• **TASK TO COMPLETE**
Copy out each line that has "Beam" in it.

Records from a data source:

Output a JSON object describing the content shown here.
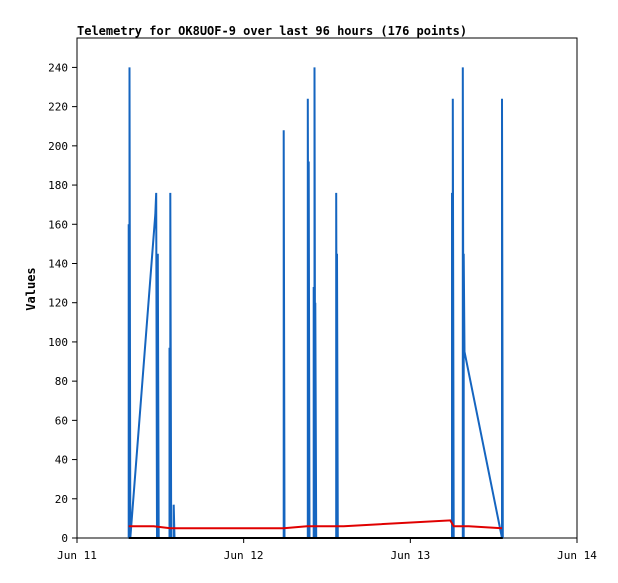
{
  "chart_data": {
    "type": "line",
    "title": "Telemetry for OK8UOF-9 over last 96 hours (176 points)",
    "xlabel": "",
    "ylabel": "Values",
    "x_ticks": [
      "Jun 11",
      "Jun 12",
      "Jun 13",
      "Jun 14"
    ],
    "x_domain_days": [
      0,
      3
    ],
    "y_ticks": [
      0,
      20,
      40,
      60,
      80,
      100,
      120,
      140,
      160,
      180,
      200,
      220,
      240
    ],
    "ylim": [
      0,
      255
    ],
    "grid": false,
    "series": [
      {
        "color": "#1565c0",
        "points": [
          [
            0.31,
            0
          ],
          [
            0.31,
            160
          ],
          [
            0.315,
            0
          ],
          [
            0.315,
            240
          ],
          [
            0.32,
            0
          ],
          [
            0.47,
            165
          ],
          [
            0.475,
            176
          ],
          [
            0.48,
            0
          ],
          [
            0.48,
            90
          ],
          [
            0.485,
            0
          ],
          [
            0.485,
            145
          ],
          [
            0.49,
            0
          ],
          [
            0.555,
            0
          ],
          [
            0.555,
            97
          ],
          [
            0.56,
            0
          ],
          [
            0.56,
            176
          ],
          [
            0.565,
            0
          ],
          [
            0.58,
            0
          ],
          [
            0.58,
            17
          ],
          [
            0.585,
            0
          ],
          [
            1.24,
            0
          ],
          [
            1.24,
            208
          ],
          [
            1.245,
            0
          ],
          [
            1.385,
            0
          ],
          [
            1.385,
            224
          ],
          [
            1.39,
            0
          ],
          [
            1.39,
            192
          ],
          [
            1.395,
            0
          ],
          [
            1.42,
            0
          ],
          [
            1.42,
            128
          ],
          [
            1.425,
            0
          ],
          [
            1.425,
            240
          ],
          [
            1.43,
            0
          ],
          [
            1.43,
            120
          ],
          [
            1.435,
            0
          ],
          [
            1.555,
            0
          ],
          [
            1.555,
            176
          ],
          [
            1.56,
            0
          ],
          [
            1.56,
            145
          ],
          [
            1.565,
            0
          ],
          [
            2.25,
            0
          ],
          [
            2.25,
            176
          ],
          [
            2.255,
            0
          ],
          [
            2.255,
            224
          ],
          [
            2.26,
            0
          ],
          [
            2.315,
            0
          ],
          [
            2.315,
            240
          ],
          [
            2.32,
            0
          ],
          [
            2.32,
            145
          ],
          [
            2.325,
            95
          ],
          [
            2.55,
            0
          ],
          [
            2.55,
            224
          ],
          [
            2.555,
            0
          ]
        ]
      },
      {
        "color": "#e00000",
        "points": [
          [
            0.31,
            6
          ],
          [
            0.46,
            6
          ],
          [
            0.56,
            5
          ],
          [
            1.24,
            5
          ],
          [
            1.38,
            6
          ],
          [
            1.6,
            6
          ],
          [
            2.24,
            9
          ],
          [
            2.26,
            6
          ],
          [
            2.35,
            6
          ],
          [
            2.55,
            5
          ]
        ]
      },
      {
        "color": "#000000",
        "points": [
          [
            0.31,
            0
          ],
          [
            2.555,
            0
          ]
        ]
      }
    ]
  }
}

* * *

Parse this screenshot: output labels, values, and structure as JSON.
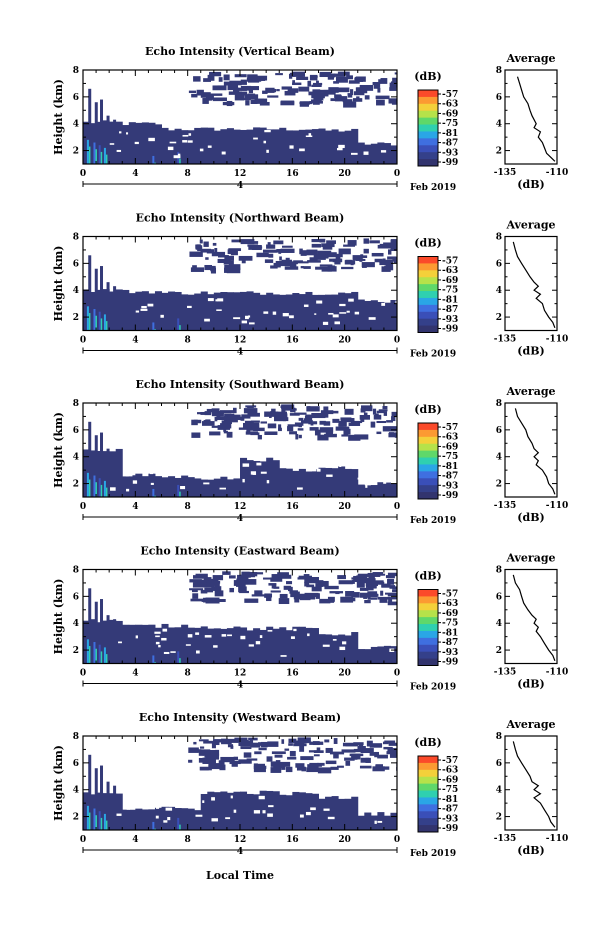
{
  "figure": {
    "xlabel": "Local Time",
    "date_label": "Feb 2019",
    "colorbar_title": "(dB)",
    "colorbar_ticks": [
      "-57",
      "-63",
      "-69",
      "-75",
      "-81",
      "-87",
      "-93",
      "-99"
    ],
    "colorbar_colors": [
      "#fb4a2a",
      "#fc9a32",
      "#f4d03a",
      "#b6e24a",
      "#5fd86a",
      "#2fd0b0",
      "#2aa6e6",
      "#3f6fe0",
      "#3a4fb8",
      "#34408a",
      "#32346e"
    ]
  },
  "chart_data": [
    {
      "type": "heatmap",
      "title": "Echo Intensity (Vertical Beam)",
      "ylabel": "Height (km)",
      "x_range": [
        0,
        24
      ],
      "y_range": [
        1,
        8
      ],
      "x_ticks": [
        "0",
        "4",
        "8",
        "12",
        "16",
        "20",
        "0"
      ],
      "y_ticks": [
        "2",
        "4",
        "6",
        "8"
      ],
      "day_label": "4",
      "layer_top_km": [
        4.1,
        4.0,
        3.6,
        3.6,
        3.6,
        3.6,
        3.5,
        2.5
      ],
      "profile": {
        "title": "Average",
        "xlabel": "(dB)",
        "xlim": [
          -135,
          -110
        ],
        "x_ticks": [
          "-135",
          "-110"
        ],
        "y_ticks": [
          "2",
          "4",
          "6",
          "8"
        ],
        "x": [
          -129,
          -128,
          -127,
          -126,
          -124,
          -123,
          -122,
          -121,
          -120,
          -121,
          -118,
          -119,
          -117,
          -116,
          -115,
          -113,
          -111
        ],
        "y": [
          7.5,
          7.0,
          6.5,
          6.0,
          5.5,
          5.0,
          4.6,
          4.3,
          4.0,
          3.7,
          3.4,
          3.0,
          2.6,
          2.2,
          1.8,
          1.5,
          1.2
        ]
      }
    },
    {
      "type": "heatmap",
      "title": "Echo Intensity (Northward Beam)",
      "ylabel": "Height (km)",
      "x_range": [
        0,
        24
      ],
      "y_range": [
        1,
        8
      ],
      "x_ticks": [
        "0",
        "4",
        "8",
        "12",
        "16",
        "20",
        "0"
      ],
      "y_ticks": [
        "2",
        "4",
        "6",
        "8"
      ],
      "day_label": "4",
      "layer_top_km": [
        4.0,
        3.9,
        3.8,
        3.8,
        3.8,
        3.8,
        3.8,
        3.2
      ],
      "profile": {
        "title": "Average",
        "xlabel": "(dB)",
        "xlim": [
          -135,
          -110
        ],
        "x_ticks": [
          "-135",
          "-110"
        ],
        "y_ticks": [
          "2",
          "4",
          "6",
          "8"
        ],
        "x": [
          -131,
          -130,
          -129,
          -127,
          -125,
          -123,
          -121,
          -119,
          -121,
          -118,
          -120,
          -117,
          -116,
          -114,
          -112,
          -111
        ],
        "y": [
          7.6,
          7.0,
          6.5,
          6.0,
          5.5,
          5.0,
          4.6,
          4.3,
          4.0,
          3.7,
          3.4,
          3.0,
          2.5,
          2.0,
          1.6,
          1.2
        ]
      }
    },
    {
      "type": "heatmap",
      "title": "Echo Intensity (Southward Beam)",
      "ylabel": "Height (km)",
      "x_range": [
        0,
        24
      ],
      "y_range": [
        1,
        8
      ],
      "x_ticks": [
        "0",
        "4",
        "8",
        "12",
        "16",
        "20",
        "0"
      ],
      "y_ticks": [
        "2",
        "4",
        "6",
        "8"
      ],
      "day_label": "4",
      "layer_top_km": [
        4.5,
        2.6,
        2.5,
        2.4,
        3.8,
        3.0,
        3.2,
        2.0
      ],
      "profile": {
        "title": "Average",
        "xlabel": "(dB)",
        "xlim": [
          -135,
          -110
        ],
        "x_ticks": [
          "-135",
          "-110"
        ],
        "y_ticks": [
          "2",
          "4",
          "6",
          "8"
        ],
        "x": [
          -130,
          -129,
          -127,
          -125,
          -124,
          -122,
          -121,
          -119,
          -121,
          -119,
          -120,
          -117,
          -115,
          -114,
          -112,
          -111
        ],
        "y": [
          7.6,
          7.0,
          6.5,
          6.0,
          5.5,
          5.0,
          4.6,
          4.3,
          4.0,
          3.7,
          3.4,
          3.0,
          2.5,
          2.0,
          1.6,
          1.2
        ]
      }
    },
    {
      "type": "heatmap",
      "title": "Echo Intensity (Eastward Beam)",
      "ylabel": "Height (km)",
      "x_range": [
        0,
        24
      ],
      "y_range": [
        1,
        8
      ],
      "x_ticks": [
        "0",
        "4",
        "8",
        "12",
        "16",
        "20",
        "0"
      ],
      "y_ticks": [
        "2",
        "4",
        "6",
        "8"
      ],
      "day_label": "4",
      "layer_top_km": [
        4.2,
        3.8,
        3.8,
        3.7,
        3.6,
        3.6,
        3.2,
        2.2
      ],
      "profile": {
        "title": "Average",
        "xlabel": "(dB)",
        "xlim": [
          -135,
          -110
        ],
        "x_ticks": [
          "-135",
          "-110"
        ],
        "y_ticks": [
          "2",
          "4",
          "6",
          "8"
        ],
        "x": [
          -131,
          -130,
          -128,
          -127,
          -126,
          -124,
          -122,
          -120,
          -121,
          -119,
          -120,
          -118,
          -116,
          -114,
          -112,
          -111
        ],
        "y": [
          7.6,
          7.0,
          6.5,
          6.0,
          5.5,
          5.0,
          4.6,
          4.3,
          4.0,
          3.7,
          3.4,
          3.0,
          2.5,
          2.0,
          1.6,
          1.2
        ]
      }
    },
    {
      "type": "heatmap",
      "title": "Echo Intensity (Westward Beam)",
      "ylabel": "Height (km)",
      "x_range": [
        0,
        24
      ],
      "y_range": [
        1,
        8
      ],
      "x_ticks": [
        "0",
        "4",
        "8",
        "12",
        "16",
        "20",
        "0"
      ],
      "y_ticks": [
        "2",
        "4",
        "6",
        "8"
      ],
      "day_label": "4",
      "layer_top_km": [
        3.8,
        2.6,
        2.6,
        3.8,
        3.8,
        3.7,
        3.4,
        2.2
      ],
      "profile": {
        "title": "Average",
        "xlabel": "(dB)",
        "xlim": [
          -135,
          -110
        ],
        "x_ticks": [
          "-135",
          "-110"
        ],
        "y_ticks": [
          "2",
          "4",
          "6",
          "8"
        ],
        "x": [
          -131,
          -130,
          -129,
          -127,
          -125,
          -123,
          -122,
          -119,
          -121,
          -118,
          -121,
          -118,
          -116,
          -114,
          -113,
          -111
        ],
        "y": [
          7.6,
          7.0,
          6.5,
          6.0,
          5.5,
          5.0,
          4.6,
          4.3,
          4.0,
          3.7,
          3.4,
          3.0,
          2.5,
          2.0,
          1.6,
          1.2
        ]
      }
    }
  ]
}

• **TASK ANSWER**
      "title": "Echo Intensity (Vertical Beam)",
      "title": "Echo Intensity (Northward Beam)",
      "title": "Echo Intensity (Southward Beam)",
      "title": "Echo Intensity (Eastward Beam)",
      "title": "Echo Intensity (Westward Beam)",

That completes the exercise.